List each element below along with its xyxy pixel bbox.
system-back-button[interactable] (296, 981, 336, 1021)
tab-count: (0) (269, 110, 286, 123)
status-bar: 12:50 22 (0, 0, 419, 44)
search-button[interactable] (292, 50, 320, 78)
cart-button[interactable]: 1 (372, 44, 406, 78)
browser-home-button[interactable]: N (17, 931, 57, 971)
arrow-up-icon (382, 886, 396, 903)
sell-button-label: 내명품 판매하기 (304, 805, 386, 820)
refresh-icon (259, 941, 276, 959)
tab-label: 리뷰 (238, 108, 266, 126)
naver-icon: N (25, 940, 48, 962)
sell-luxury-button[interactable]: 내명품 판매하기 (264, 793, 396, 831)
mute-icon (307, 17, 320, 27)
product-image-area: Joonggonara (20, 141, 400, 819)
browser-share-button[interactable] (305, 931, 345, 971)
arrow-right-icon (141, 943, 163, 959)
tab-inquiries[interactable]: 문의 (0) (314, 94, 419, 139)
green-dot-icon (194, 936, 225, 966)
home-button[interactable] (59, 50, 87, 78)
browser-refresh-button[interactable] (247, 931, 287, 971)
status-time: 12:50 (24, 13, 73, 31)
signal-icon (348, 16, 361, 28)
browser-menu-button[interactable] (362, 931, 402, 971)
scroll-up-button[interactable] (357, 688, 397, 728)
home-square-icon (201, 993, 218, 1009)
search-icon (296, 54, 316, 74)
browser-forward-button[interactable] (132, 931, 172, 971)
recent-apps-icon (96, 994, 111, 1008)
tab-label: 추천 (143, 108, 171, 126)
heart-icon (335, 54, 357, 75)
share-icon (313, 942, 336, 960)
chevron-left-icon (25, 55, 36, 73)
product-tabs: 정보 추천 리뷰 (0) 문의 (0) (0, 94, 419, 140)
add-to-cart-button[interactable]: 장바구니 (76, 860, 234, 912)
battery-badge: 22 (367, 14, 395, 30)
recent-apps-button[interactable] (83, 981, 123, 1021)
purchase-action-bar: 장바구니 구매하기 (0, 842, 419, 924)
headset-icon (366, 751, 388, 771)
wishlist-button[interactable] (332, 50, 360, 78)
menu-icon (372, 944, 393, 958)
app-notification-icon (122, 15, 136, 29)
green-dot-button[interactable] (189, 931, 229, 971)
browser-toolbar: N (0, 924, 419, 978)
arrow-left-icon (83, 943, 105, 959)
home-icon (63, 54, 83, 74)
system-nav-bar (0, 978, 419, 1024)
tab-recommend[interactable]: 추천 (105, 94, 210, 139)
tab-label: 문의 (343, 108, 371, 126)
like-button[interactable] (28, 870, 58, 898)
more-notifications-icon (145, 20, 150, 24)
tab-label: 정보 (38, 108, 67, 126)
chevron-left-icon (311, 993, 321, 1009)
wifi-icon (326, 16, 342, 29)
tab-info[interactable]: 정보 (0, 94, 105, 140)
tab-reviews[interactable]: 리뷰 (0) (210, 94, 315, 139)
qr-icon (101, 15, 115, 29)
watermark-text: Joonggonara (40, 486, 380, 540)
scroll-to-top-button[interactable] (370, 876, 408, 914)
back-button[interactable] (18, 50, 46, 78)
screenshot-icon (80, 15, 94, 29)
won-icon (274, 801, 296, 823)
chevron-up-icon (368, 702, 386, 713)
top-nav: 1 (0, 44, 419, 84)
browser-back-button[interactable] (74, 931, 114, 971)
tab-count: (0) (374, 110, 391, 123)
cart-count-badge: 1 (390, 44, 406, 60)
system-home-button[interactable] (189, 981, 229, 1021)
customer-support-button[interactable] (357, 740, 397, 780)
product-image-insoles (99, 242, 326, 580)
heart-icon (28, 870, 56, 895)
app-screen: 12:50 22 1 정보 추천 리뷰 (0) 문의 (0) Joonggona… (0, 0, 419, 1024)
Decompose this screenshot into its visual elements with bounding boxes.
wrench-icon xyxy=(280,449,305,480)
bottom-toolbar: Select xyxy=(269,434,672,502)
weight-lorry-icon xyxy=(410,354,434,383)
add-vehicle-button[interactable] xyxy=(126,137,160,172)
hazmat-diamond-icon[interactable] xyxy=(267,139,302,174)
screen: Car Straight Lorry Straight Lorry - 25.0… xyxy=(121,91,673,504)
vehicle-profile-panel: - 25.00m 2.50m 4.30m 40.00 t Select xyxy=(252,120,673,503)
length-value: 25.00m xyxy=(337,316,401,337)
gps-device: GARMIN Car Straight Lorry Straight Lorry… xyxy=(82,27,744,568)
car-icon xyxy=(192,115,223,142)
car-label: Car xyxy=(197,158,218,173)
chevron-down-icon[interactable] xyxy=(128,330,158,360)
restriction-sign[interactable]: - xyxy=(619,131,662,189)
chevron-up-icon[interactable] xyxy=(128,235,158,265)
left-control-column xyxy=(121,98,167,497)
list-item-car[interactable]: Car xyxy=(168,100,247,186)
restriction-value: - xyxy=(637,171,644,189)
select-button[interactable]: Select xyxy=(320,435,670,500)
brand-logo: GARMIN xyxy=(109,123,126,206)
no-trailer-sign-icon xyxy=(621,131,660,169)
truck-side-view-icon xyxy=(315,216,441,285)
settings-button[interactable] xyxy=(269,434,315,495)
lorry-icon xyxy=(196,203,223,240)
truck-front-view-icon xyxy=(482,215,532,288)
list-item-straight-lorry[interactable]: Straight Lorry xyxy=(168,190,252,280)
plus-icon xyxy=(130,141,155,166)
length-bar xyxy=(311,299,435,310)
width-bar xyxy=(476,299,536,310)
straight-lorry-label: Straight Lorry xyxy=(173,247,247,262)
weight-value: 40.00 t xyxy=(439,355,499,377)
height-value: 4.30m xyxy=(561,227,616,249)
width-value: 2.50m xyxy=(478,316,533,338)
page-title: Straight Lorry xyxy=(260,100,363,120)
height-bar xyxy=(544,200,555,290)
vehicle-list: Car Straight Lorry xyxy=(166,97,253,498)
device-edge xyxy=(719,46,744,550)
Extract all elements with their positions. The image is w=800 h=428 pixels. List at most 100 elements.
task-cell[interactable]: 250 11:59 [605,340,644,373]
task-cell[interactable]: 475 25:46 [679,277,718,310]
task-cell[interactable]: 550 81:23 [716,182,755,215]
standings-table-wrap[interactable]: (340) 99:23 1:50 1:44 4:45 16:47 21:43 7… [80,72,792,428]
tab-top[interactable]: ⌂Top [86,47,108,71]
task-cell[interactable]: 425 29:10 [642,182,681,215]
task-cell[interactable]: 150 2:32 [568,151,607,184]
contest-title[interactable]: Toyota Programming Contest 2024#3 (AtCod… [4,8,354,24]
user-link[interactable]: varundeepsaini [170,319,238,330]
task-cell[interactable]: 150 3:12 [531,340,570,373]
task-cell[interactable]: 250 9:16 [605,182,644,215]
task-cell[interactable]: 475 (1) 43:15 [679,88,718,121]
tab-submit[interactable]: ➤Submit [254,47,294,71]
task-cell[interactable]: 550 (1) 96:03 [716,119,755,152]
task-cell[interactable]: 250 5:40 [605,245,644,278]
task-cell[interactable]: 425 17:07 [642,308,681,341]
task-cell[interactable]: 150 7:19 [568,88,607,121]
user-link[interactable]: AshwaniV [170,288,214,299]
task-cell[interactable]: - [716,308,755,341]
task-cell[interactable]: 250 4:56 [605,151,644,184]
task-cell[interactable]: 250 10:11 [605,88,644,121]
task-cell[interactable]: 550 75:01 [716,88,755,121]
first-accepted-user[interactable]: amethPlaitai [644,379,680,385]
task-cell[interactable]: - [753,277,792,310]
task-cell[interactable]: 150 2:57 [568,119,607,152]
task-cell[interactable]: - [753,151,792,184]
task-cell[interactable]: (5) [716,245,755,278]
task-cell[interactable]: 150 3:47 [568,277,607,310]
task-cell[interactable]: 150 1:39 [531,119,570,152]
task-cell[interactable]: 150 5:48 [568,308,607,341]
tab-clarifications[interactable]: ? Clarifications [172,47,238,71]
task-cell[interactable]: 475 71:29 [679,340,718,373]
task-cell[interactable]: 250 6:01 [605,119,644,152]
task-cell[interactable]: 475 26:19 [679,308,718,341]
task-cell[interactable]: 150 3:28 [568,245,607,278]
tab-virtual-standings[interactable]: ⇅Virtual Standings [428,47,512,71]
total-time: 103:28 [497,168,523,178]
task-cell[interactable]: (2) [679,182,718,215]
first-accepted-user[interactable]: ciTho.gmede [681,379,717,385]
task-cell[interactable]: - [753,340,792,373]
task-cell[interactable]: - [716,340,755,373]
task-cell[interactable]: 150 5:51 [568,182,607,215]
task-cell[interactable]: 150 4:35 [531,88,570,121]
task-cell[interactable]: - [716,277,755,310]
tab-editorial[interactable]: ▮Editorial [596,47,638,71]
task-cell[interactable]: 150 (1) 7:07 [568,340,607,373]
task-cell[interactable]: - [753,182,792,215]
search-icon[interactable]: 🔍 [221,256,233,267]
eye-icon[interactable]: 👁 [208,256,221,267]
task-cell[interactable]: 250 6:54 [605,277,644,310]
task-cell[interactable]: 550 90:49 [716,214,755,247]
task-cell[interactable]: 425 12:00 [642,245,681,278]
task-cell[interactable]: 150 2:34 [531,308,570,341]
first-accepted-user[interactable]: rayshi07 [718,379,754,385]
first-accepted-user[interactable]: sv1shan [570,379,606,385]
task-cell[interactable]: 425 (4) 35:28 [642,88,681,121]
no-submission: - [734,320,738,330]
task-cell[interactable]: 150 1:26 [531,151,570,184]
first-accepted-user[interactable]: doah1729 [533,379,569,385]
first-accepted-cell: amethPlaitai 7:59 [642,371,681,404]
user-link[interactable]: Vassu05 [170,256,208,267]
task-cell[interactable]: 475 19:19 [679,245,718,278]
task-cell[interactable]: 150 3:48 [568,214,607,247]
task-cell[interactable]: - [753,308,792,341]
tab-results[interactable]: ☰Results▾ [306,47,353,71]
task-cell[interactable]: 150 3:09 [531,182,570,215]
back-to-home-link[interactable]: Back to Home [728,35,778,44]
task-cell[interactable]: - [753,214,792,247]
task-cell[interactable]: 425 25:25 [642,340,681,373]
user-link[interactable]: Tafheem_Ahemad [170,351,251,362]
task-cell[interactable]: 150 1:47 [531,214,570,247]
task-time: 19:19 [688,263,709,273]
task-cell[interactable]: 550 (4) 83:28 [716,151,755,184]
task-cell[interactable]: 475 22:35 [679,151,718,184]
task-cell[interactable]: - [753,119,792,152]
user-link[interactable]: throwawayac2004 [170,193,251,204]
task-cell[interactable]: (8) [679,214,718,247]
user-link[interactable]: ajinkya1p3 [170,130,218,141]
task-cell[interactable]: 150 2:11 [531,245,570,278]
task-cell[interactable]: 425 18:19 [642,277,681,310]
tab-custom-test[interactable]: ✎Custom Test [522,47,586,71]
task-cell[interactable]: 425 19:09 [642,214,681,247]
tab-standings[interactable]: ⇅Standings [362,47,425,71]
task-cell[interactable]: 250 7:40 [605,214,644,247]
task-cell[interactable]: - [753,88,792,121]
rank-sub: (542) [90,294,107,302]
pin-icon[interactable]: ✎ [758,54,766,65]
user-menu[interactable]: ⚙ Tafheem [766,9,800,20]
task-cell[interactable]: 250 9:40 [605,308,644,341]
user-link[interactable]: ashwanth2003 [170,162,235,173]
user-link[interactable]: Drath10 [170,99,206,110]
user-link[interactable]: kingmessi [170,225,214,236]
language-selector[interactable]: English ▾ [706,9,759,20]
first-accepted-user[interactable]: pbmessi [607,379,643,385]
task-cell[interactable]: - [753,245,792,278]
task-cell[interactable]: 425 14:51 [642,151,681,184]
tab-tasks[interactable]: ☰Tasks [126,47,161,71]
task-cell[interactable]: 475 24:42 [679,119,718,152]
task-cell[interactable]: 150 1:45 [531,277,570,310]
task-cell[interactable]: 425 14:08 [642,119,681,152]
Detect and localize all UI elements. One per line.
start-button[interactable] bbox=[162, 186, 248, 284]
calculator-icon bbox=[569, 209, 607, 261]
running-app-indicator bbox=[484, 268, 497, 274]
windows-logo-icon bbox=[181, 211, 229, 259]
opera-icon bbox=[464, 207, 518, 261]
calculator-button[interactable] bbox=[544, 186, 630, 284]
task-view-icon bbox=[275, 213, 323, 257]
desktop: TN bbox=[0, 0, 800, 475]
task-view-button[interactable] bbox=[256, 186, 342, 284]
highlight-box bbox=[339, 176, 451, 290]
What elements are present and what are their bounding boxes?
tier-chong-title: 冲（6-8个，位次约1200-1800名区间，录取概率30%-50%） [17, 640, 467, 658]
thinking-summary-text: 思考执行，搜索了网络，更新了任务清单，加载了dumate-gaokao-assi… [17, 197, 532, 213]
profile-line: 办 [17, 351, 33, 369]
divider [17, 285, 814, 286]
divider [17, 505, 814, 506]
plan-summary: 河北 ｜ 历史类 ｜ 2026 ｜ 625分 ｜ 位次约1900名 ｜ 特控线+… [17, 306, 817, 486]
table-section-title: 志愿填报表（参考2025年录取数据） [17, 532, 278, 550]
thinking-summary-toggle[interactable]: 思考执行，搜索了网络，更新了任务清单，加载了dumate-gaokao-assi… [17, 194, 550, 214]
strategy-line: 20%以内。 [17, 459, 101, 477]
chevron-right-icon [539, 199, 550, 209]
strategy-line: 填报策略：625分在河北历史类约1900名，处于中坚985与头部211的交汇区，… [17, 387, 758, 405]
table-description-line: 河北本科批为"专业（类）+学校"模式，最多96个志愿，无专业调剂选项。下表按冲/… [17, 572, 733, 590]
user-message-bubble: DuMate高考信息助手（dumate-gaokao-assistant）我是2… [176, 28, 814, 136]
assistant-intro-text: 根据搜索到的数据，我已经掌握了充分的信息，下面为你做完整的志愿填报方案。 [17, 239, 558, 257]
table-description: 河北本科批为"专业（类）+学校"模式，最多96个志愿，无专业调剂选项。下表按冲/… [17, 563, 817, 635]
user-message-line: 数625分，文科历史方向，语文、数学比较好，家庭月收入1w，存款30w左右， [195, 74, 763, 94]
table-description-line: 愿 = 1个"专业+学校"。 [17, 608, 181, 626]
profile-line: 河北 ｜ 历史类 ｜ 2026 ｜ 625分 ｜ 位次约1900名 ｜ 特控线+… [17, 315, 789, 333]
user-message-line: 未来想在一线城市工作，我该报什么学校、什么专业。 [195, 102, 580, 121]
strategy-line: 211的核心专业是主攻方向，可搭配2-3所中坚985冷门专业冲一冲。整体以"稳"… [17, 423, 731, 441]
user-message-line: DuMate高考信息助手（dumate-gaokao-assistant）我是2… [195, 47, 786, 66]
--------------------------------------------------
▸ **WORK REQUIRED**
Render the listing above, from its first line through the line containing "like-button[interactable] (28, 870, 58, 898)", as a JSON list of strings with one string per line and blank lines omitted.

▸ **RESULT FOR THIS EXERCISE**
[
  "List each element below along with its xyxy pixel bbox.",
  "system-back-button[interactable] (296, 981, 336, 1021)",
  "tab-count: (0) (269, 110, 286, 123)",
  "status-bar: 12:50 22 (0, 0, 419, 44)",
  "search-button[interactable] (292, 50, 320, 78)",
  "cart-button[interactable]: 1 (372, 44, 406, 78)",
  "browser-home-button[interactable]: N (17, 931, 57, 971)",
  "arrow-up-icon (382, 886, 396, 903)",
  "sell-button-label: 내명품 판매하기 (304, 805, 386, 820)",
  "refresh-icon (259, 941, 276, 959)",
  "tab-label: 리뷰 (238, 108, 266, 126)",
  "naver-icon: N (25, 940, 48, 962)",
  "sell-luxury-button[interactable]: 내명품 판매하기 (264, 793, 396, 831)",
  "mute-icon (307, 17, 320, 27)",
  "product-image-area: Joonggonara (20, 141, 400, 819)",
  "browser-share-button[interactable] (305, 931, 345, 971)",
  "arrow-right-icon (141, 943, 163, 959)",
  "tab-inquiries[interactable]: 문의 (0) (314, 94, 419, 139)",
  "green-dot-icon (194, 936, 225, 966)",
  "home-button[interactable] (59, 50, 87, 78)",
  "browser-refresh-button[interactable] (247, 931, 287, 971)",
  "status-time: 12:50 (24, 13, 73, 31)",
  "signal-icon (348, 16, 361, 28)",
  "browser-menu-button[interactable] (362, 931, 402, 971)",
  "scroll-up-button[interactable] (357, 688, 397, 728)",
  "home-square-icon (201, 993, 218, 1009)",
  "search-icon (296, 54, 316, 74)",
  "browser-forward-button[interactable] (132, 931, 172, 971)",
  "recent-apps-icon (96, 994, 111, 1008)",
  "tab-label: 추천 (143, 108, 171, 126)",
  "heart-icon (335, 54, 357, 75)",
  "share-icon (313, 942, 336, 960)",
  "chevron-left-icon (25, 55, 36, 73)",
  "product-tabs: 정보 추천 리뷰 (0) 문의 (0) (0, 94, 419, 140)",
  "add-to-cart-button[interactable]: 장바구니 (76, 860, 234, 912)",
  "battery-badge: 22 (367, 14, 395, 30)",
  "recent-apps-button[interactable] (83, 981, 123, 1021)",
  "purchase-action-bar: 장바구니 구매하기 (0, 842, 419, 924)",
  "headset-icon (366, 751, 388, 771)",
  "wishlist-button[interactable] (332, 50, 360, 78)",
  "menu-icon (372, 944, 393, 958)",
  "app-notification-icon (122, 15, 136, 29)",
  "green-dot-button[interactable] (189, 931, 229, 971)",
  "browser-toolbar: N (0, 924, 419, 978)",
  "arrow-left-icon (83, 943, 105, 959)",
  "home-icon (63, 54, 83, 74)",
  "system-nav-bar (0, 978, 419, 1024)",
  "tab-recommend[interactable]: 추천 (105, 94, 210, 139)",
  "tab-label: 문의 (343, 108, 371, 126)",
  "like-button[interactable] (28, 870, 58, 898)"
]